--- begin ---
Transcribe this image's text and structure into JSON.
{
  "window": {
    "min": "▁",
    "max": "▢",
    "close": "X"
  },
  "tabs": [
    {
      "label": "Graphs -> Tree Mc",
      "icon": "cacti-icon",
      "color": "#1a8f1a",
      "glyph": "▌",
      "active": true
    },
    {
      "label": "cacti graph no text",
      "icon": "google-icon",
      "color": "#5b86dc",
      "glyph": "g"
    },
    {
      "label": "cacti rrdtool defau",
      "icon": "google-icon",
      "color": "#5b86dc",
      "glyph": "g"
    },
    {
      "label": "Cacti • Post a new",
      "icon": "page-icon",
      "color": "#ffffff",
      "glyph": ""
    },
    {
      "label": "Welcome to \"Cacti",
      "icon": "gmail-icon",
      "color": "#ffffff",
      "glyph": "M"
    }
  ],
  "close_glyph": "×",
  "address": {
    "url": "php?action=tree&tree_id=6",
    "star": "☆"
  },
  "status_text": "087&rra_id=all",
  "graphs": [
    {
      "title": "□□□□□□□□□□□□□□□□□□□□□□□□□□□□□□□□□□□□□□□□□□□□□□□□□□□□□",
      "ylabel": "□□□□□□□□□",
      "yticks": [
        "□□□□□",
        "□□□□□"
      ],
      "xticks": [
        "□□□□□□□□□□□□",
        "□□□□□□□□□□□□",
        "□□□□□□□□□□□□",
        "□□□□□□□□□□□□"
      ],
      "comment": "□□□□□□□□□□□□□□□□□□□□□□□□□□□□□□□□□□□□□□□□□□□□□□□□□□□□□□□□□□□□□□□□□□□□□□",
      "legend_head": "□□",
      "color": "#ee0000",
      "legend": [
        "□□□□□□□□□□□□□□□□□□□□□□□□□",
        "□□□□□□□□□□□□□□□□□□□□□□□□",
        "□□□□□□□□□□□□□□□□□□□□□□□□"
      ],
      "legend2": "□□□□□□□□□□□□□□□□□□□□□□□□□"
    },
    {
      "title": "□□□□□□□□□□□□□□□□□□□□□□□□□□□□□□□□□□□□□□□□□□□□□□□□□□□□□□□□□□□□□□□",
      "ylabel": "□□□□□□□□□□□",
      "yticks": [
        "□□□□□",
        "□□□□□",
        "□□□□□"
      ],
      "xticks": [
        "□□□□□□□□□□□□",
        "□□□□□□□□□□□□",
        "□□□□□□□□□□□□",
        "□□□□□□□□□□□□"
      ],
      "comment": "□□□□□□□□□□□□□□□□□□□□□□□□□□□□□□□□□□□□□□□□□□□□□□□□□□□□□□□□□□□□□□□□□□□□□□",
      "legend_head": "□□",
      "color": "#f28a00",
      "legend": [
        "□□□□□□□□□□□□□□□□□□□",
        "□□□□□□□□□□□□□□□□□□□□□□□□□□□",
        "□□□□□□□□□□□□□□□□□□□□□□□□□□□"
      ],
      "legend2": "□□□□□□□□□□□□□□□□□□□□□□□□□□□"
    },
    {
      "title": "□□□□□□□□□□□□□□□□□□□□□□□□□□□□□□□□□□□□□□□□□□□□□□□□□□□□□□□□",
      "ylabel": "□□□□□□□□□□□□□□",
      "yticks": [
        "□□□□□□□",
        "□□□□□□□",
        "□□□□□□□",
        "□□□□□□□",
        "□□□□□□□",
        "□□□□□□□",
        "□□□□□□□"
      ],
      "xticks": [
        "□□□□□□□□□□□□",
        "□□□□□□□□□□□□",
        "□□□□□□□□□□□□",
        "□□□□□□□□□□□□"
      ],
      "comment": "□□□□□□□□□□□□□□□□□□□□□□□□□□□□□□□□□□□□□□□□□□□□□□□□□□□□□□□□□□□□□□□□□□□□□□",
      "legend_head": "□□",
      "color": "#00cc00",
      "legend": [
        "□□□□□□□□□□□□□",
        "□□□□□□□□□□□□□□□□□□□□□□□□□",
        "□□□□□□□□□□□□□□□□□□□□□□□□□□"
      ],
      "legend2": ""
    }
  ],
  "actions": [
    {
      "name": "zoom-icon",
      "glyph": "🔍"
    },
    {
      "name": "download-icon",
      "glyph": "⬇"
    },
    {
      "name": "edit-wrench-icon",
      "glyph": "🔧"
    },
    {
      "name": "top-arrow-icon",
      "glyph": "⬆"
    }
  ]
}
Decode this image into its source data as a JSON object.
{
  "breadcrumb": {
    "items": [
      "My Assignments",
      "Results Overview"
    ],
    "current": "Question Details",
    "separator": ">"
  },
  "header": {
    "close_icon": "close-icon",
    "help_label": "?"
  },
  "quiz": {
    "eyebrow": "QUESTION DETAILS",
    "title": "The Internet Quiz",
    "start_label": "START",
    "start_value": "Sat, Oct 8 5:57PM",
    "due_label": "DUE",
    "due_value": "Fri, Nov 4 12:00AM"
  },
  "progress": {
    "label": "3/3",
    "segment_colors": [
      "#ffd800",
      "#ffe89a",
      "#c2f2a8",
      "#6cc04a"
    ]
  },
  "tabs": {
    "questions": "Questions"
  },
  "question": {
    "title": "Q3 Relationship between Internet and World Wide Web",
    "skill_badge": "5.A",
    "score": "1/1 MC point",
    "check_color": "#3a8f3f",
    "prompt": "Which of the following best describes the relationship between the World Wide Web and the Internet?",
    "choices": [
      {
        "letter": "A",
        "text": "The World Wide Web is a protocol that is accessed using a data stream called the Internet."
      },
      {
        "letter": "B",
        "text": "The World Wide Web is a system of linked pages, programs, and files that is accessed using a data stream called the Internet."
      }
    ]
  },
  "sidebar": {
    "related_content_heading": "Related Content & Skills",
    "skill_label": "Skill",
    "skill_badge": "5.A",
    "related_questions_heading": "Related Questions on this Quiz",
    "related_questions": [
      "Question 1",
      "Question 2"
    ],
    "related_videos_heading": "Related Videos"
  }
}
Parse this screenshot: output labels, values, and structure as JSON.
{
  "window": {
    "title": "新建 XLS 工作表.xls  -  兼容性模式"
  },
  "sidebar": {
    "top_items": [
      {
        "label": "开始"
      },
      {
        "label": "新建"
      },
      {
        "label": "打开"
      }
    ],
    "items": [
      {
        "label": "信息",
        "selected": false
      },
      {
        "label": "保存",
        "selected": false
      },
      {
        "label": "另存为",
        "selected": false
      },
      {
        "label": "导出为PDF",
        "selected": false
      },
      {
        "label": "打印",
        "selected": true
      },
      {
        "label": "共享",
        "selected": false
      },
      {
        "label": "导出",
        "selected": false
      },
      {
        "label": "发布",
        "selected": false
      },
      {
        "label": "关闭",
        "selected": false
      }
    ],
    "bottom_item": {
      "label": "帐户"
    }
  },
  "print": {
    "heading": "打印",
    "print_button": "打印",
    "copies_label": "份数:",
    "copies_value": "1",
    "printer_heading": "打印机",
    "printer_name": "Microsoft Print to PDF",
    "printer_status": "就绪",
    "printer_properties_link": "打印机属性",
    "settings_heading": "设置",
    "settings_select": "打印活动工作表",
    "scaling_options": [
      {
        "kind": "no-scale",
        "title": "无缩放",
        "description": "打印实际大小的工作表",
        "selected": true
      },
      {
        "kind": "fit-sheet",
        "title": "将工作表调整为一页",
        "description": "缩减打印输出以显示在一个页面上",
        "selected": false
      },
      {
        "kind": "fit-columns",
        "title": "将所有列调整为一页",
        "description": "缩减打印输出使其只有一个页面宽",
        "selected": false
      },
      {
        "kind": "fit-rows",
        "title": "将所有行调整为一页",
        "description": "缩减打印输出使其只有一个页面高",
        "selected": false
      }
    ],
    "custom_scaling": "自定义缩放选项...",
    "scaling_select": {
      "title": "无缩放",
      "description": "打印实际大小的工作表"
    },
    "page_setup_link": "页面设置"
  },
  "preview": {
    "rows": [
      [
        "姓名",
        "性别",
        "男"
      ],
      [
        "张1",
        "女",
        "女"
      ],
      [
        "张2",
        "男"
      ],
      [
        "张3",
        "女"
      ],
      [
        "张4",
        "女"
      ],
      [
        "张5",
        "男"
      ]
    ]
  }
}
--- end ---
• **DIRECTION**:
Extract every line of the records above that contains the word "stream".

• **SOLUTION**:
        "text": "The World Wide Web is a protocol that is accessed using a data stream called the Internet."
        "text": "The World Wide Web is a system of linked pages, programs, and files that is accessed using a data stream called the Internet."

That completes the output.